| A block of data |
* * *

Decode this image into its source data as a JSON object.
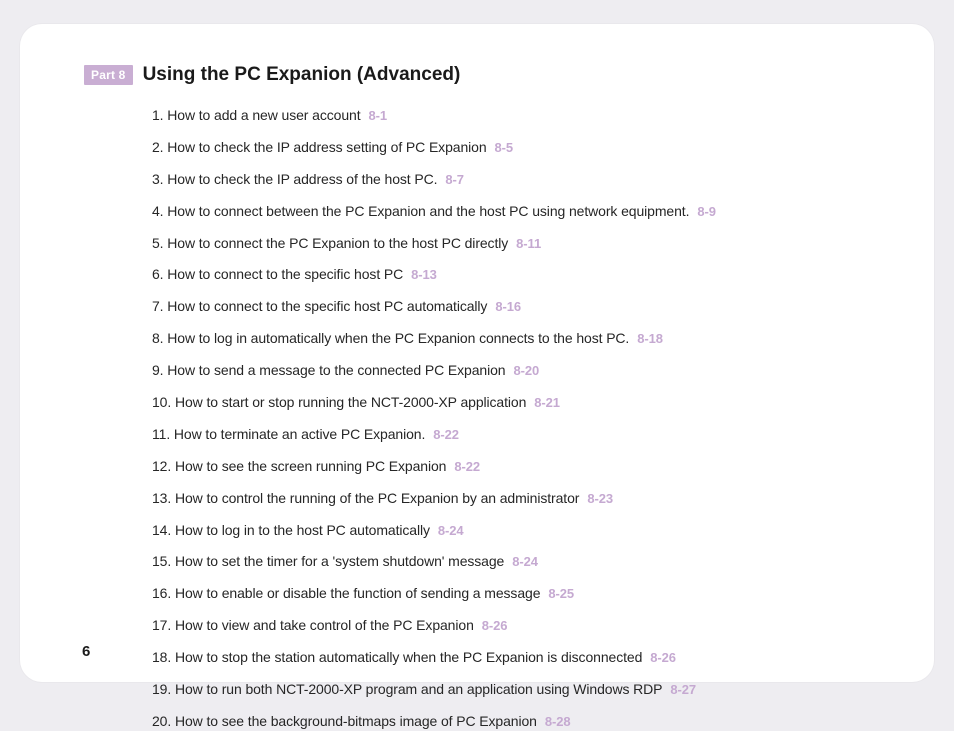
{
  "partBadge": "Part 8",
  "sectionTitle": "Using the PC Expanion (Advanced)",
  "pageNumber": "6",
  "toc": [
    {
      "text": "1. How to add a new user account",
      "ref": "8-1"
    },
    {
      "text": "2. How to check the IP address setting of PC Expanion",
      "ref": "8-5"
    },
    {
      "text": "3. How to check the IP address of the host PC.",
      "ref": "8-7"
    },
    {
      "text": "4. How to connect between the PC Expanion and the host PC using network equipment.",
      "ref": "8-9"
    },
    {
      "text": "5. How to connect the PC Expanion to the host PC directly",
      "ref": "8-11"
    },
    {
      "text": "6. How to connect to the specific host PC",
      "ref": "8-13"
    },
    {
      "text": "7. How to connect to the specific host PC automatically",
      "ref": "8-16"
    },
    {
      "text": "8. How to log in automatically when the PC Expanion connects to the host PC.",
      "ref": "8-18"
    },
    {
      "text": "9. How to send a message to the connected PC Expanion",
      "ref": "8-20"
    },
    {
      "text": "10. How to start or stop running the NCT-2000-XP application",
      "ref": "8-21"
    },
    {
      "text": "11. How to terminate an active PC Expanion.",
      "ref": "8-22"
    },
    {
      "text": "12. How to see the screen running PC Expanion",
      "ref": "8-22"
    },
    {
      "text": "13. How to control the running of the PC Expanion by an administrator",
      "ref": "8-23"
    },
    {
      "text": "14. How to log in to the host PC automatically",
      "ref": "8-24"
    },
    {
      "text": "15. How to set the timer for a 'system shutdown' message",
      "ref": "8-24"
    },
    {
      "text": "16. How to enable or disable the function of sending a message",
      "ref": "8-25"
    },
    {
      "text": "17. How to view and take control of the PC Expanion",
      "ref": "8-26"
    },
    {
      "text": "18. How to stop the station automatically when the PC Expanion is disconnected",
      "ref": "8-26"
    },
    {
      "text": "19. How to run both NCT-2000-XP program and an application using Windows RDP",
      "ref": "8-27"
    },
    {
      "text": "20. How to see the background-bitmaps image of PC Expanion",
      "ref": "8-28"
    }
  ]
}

* * *

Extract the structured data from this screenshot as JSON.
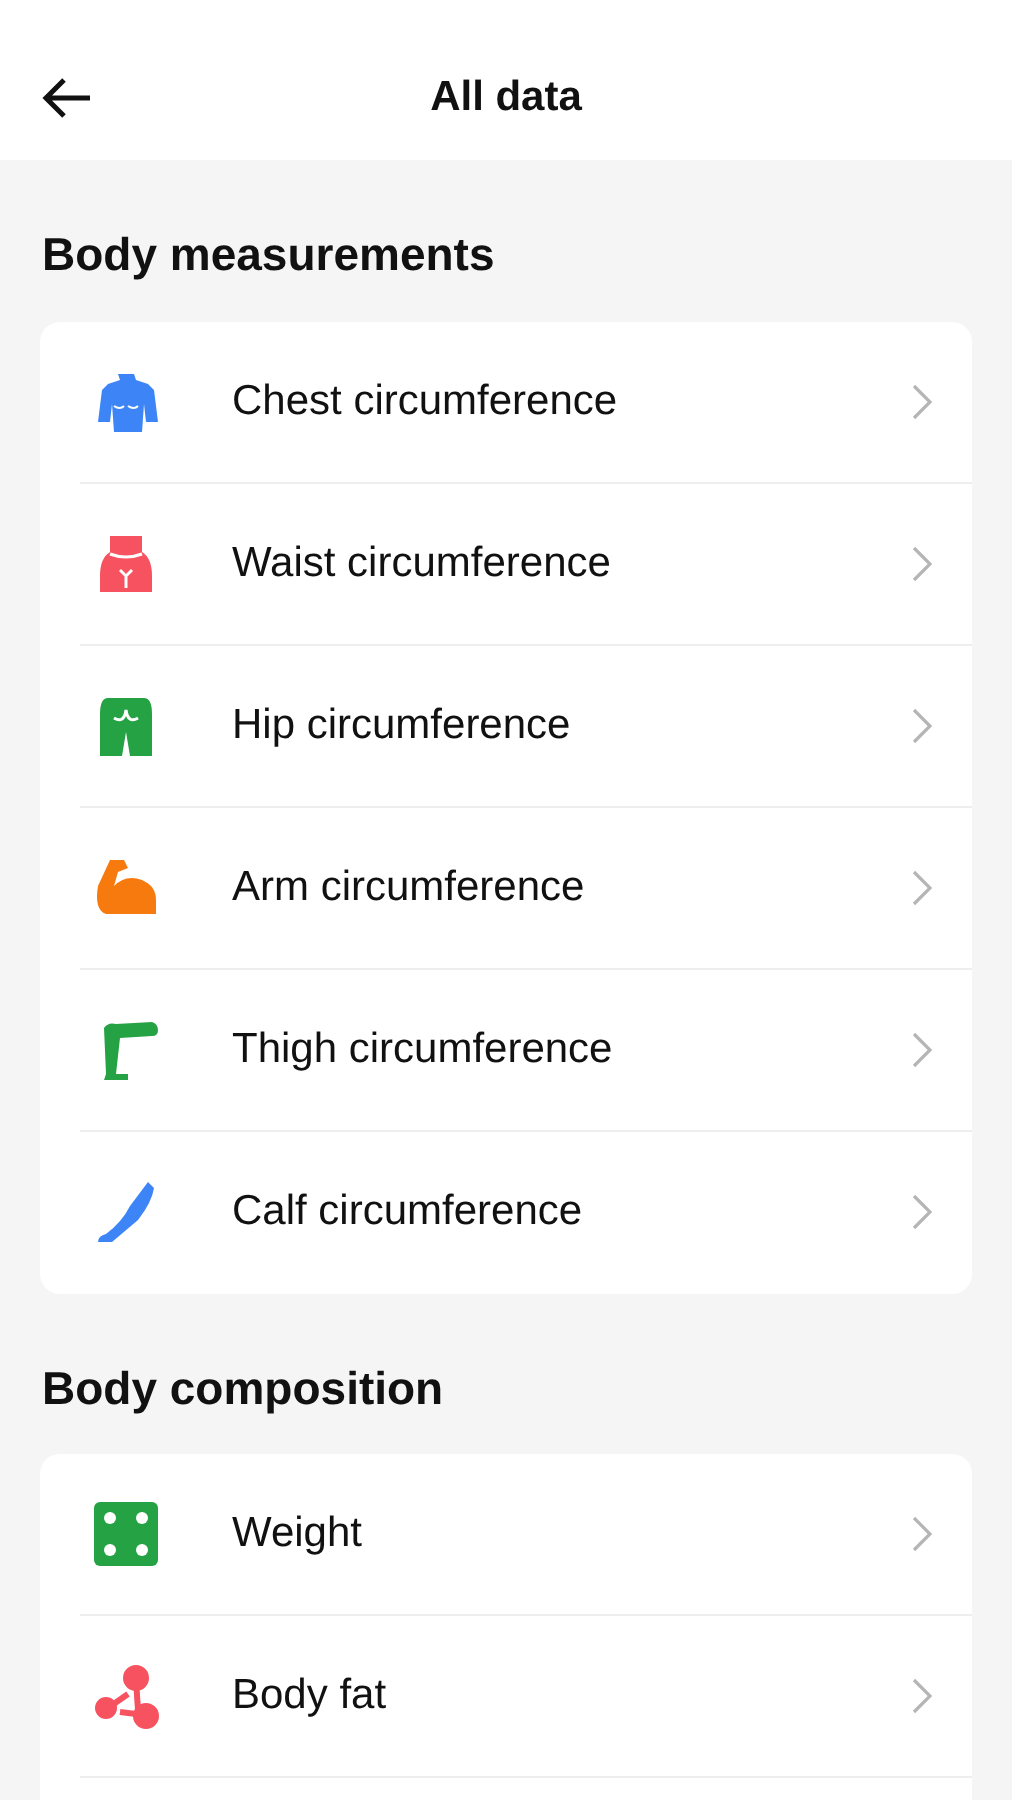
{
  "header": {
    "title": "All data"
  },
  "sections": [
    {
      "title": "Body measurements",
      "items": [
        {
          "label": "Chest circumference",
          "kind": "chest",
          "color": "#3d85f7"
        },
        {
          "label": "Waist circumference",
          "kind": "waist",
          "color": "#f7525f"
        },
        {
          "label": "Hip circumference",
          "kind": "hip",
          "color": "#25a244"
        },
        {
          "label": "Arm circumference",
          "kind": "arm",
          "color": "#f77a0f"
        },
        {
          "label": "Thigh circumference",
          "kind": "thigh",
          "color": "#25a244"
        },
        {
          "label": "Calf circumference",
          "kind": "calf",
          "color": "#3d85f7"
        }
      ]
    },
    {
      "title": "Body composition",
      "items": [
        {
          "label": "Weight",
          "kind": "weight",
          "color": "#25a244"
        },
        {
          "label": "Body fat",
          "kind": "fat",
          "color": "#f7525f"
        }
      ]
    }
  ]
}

* * *

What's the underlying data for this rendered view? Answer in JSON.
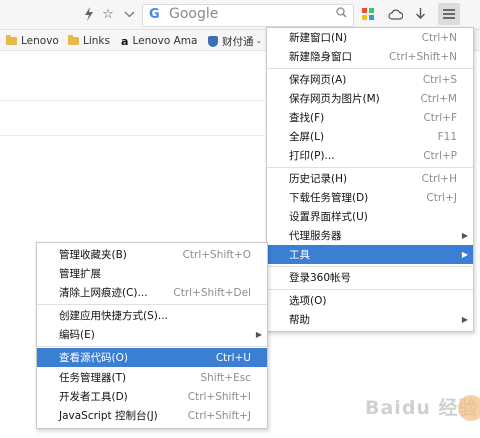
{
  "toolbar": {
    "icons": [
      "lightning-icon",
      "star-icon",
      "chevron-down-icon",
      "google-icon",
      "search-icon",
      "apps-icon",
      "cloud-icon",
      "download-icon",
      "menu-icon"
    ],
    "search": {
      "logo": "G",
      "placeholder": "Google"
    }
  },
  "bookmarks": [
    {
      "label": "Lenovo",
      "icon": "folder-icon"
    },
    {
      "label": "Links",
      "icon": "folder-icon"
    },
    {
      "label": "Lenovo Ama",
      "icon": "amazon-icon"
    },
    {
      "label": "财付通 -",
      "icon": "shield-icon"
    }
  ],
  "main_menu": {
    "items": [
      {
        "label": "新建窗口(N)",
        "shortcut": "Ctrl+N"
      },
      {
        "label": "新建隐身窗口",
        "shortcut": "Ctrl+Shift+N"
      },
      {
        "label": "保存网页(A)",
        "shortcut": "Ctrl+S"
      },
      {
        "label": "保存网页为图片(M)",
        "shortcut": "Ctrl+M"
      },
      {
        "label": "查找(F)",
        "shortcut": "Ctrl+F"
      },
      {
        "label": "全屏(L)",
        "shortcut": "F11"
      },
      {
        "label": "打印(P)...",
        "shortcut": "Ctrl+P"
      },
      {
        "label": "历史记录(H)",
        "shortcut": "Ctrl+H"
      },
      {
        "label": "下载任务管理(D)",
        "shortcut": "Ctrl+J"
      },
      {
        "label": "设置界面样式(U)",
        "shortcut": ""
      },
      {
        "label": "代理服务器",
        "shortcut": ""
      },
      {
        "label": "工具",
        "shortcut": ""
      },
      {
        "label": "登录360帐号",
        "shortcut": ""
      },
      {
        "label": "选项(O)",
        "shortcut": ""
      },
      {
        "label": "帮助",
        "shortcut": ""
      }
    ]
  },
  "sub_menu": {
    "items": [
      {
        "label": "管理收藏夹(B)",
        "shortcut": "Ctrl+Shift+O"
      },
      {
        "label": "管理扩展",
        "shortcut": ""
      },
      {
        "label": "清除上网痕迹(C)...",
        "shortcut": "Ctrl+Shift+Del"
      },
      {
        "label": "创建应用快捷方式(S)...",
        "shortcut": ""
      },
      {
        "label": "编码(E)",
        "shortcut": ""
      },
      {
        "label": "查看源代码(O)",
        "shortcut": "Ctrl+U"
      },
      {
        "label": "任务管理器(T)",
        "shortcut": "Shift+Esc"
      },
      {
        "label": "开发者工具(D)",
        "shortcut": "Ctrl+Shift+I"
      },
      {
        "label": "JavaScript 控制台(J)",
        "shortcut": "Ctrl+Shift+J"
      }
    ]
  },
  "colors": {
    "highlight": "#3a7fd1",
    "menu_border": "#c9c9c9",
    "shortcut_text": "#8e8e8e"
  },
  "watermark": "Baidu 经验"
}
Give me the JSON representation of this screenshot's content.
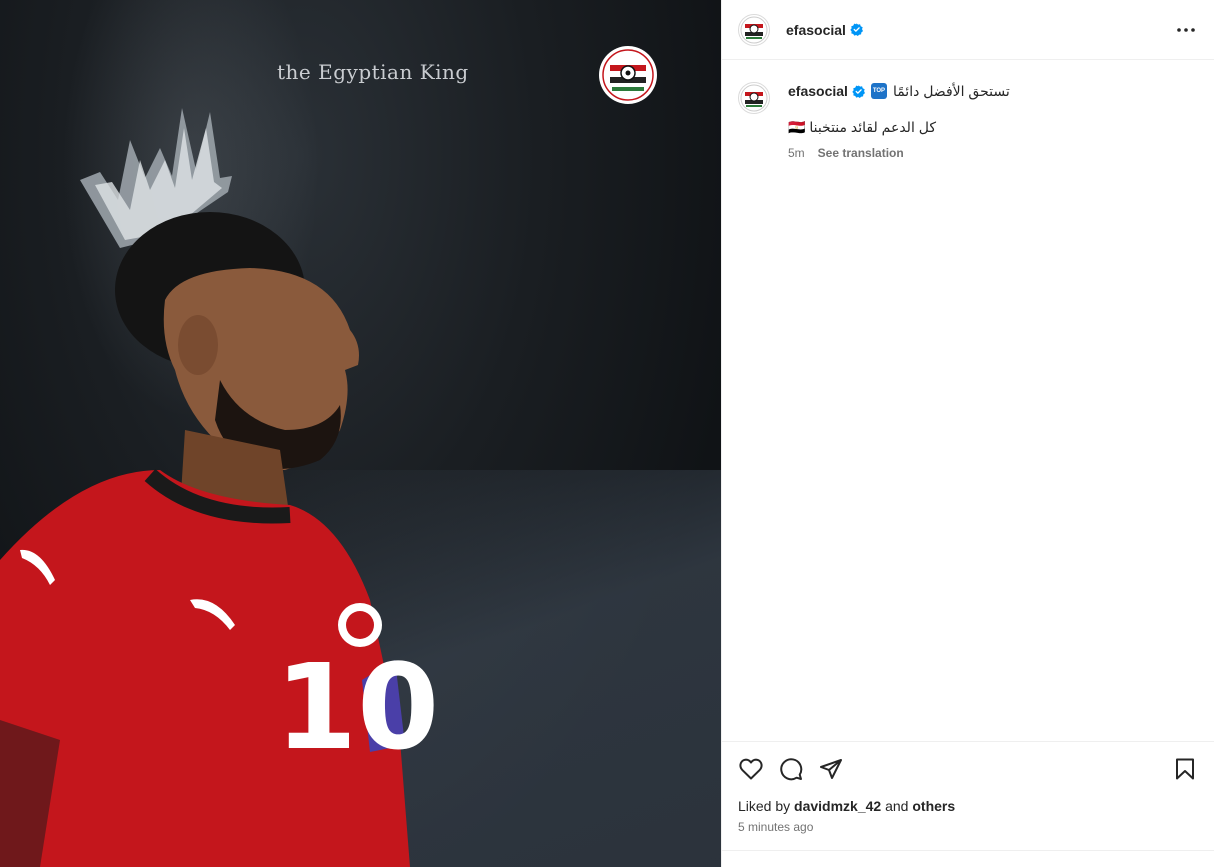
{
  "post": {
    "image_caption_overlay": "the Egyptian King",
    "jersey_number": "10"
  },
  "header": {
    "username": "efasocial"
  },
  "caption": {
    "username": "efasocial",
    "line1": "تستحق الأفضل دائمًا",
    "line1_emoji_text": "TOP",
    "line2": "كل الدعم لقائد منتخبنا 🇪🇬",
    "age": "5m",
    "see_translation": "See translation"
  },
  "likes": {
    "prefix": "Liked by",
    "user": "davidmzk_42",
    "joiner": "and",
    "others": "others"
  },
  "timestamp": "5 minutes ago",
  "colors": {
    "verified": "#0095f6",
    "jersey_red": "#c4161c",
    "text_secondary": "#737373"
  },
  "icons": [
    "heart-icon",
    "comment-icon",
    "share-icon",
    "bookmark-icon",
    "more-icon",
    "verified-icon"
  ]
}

* * *

| Short problem |
Look through the lines above and collect those with the word "JSON".

| Solution to this problem |
Decode this image into its source data as a JSON object.
Extract the structured data from this screenshot as JSON.
What's the underlying data for this rendered view? Answer in JSON.
Give me the JSON representation of this screenshot's content.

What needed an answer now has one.